--- Document excerpt Enclosed Below ---
In order to answer the question whether the explanation of data obtained requires a theory that violates the principle of locality , we would like to define a general abstract framework in which we can place our problem in a precise way. For the sake of generality, let us think of a system (like the entangled photons of Alice and Bob) as composed of several parts (spatially separated or not) upon which several individuals (Alice, Bob, Carlos, ..., Zed) can perform a set of measurements. In quantum mechanics, it usually happens that not all measurements are compatible (they cannot be made simultaneously). We will consider that the different parts of the systems are always compatible, and that incompatibilities, if they exist, arise within each part. These measurements have associated a set of possible outcomes that are the values we obtain (0 or 1, in our example). Given the different possible measurement contexts, a set of distributions on the joint outcomes obtained determines an empirical model, such as the one obtained by Alice and Bob.

Diagram showing the different elements composing a general measuring scenario (Abramsky et Bradenburguer, 2011).

For that empirical model, it might be possible to construct a hidden-variable model (such as the one proposed by Bob) that explains the results. In this model, a set $\Lambda$ of independent unobserved variables $latex \lambda$ determine the outcomes of the different measurements. If an empirical model can be generated with a distribution of deterministic hidden-variables marginalized over the measurement contexts, it can serve as an explanation to the observed data.

The scenario described by Alice and Bob is that of the Bell inequalities, it will be henceforth referenced as a Bell scenario. To recapitulate, in the Bell scenario, we have two parts (Alice and Bob), two different measurements that are incompatible on the same part (a,a' for Alice or b,b' for Bob) and two different outcomes (0 or 1). The set of all maximal measurement contexts ( ${a,b},{a',b},{a,b'},{a,b}$ ) can be seen as a topological space $X$ and an assignment of outcomes can be thought as a section over its open sets $U$ . Thus, a section over an open set $U \subseteq X$ is map $s$ such that $s : U \rightarrow O$ . The set of sections over a particular $U$ can be noted as $O^{U}$ . A presheaf $F$ associates to each open set $U'$ a set $O^{U'}$ of sections on $U'$ and to each open set $U \subseteq U'$ a map $F(U') \rightarrow F(U)$ that specifies the restrictions of the sections over $U'$ to $U$ : $F : U \rightarrow O^{U}$ .
--- End of Enclosed Document excerpt ---
**Task list:**
**A.** In the excerpt on locality and measurement scenarios, what determines the outcomes of the different measurements in a hidden-variable model?
**B.** Pick up the excerpt on locality and measurement scenarios after its final sentence and continue it.
--- Stored data Enclosed Below ---
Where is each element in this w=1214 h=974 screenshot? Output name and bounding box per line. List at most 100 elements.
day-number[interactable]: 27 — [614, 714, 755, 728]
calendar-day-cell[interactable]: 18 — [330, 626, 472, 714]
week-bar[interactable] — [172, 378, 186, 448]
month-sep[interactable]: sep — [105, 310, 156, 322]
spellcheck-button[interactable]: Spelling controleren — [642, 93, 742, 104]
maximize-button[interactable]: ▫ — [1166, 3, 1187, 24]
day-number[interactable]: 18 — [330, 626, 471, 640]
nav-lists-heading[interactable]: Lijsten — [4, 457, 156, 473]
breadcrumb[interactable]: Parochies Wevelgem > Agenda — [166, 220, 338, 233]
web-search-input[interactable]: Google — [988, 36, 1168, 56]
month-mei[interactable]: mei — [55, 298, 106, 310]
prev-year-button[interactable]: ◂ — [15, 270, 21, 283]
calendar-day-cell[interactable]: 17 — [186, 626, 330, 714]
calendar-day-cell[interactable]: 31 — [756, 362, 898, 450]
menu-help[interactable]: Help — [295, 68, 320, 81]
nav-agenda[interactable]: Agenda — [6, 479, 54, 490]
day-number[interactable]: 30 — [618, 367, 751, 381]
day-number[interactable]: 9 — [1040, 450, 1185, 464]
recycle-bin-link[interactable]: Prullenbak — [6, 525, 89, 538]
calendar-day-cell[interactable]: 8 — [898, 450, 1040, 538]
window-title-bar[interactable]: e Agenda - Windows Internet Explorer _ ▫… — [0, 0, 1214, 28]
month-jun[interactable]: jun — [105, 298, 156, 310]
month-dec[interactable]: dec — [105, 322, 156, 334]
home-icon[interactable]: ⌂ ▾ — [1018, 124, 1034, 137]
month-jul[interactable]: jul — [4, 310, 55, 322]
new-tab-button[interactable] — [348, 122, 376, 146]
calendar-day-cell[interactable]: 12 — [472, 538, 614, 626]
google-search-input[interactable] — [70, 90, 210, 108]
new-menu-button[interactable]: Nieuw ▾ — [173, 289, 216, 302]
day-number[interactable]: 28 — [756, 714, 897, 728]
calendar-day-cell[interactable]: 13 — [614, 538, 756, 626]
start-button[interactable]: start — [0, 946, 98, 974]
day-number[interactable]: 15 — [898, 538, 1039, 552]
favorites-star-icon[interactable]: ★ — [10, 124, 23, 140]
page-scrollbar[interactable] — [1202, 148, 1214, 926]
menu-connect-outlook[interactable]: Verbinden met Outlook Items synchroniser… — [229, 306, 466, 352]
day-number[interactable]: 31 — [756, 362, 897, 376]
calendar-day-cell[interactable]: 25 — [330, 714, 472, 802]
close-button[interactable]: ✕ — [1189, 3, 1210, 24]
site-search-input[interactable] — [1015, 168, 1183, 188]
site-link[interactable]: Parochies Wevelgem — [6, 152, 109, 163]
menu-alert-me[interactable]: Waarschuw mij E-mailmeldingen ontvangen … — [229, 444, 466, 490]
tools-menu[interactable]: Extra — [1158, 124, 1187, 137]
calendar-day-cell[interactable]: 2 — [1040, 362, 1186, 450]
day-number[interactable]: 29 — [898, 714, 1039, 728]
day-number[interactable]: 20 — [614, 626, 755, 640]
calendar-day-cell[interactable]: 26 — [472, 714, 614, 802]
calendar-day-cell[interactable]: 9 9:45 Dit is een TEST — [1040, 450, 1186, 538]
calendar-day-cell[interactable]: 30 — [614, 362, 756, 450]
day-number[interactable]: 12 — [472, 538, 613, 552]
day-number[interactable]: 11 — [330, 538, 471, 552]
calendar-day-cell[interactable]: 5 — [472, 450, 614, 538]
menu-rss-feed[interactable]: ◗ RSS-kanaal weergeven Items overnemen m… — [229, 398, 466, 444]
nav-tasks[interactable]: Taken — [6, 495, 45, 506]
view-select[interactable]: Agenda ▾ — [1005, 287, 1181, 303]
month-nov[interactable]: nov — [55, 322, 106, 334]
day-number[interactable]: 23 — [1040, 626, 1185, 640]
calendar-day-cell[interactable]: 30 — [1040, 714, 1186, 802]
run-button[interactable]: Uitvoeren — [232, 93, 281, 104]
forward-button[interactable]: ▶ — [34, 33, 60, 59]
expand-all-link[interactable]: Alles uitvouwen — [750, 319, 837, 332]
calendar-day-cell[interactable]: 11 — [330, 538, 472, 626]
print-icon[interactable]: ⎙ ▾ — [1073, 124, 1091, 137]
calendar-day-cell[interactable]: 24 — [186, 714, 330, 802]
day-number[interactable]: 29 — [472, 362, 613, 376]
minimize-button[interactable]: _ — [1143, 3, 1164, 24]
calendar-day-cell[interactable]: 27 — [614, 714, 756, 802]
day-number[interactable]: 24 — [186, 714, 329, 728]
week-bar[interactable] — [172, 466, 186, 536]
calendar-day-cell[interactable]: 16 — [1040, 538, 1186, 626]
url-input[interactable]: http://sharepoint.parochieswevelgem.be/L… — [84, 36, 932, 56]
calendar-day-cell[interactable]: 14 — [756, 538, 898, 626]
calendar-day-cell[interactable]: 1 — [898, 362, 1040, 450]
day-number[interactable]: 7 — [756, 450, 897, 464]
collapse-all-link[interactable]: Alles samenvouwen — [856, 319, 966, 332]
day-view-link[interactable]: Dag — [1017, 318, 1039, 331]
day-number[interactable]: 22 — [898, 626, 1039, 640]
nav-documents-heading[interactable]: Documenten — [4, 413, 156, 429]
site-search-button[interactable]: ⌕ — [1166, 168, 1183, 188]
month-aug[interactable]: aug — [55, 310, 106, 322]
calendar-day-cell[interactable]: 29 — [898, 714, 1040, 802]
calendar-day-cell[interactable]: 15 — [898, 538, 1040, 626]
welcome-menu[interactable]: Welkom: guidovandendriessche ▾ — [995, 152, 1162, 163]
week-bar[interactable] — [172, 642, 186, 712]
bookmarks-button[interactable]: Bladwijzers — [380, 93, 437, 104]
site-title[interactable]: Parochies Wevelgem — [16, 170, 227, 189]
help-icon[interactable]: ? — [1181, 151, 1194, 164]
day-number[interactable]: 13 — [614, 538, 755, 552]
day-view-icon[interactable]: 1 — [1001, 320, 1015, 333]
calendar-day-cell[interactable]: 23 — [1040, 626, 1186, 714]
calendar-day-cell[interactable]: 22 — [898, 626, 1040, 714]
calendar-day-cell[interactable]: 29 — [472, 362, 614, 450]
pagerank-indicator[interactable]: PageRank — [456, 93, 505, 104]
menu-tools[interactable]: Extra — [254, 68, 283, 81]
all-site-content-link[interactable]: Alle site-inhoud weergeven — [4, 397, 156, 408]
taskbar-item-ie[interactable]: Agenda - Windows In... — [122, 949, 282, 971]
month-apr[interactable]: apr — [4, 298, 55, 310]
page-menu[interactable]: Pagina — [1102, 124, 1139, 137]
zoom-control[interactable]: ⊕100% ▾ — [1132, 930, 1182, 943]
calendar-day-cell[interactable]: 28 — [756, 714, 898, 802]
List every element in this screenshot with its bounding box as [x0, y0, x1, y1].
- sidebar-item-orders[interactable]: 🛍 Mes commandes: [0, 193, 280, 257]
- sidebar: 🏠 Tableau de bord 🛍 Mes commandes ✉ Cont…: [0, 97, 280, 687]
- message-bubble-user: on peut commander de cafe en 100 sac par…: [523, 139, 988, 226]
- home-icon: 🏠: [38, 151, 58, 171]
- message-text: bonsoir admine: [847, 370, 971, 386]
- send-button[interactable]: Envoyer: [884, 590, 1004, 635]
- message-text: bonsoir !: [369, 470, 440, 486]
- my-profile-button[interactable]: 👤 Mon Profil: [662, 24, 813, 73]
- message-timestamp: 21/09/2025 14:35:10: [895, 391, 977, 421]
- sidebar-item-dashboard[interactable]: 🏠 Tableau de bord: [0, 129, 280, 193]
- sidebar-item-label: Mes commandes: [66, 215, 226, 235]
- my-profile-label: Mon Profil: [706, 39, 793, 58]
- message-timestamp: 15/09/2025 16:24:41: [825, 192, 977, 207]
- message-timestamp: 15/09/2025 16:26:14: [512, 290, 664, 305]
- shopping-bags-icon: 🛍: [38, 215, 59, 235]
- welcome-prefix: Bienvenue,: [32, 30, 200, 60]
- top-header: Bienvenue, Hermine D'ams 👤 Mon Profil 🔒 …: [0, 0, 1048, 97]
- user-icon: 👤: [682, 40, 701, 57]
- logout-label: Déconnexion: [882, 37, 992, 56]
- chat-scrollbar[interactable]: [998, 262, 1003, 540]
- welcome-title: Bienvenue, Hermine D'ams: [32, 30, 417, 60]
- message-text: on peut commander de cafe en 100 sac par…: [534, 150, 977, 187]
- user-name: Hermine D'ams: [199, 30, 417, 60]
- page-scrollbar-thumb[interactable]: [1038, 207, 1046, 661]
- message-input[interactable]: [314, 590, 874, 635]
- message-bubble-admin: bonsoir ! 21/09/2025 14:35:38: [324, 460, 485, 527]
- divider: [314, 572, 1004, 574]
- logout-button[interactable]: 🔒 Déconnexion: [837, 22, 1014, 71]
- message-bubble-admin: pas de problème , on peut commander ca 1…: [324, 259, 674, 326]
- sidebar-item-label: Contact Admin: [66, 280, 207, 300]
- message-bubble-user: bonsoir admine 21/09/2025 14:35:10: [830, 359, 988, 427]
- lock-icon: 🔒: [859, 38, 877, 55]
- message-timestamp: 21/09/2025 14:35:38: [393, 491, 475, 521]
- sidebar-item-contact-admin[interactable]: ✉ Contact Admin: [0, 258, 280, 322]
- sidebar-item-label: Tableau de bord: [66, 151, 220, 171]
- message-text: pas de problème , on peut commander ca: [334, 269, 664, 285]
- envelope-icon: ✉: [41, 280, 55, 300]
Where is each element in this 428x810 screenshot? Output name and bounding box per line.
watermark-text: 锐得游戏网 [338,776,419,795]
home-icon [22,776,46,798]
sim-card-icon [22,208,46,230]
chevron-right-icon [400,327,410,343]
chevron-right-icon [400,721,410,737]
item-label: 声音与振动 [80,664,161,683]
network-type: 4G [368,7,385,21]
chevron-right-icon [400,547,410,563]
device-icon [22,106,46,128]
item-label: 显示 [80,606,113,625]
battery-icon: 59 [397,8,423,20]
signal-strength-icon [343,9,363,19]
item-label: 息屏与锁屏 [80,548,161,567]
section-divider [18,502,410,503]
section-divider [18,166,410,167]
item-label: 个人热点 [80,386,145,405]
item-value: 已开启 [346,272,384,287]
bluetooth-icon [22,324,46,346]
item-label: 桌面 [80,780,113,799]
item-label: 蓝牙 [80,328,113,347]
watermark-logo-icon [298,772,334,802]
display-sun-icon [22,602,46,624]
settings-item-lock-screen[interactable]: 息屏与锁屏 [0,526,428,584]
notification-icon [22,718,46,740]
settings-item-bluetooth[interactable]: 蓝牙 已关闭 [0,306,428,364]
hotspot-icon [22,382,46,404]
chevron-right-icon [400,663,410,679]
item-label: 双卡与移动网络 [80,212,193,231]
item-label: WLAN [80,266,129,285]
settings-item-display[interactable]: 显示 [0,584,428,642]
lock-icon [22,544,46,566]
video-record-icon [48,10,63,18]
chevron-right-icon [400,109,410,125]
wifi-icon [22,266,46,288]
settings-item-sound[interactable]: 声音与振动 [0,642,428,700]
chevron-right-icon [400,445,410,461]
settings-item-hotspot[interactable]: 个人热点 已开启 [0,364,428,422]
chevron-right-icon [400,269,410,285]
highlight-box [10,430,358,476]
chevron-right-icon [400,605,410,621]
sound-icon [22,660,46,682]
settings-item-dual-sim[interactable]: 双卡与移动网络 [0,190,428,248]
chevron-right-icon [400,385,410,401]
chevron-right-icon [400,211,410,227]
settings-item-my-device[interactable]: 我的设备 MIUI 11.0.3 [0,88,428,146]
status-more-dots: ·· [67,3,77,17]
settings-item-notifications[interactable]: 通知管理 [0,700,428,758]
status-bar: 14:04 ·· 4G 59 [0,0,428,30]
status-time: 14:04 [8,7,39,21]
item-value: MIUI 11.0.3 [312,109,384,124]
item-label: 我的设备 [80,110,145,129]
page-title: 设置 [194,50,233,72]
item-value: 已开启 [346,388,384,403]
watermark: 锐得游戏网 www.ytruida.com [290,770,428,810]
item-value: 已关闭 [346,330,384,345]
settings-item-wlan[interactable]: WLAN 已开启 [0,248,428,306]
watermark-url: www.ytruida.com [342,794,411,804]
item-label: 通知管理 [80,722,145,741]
--- End of Enclosed Stored data ---
**Answers in order:**
**A.** A set Λ of independent unobserved variables λ.

**B.**
In the Bell scenario, the set of possible assignments from the different possible measurement pairs is given by the following table. Each row constitutes a set of sections $O^{U}$ over the particular measurement context.

Sections over de different maximal measurement contexts (Abramsky et Brandenburguer, 2011).

Given a family of sets $U_{i}$ that form a cover of $X$ , their sections are locally determined whenever two sections $s_1$ and $s_2$ over $X$ coincide when they are restricted to each $U_{i}$ . A locally determined presheaf is called separated. A sheaf is a separated presheaf that can be glued together when there is a unique section $s$ of $X$ such that $s|U_{i} = s_{i}$ . For the previously described presheaf of the outcomes sections, both the compatibility and gluing conditions hold so that we obtain a sheaf.

The category theory generalization of the previously described mathematical structure is the presheaf functor. For a category $\mathcal{C}$ the S-valued presheaf F is a functor such that: $F : \mathcal{C}^{opp} \rightarrow \textit{S}$ . Here, $S$ can be any category like the category of sets ( $Set$ ), commutative rings ( $CRing$ ) or the category of Abelian groups ( $Ab$ ). In order to recover the notion of presheaf in topological spaces, we have to take the $Set$ valued presheaf of the category $\mathcal{C}$ constituted by the posets of open sets of a topological space.

Functor operating on the category constituted by the posets of open sets of a topological space.

Then, the presheaf functor takes the open subsets of $\mathcal{C}$ and maps them to set of sections on the open subset $O^{U}$ . The morphisms of the $\mathcal{C}^{opp}$ category are indeed retractions and are mapped by the presheaf functor into restrictions of sections: $res_{U,U'}: F(U') \rightarrow F(U)$ . Such that the composition rules and identities are satisfied in order to constitute a category.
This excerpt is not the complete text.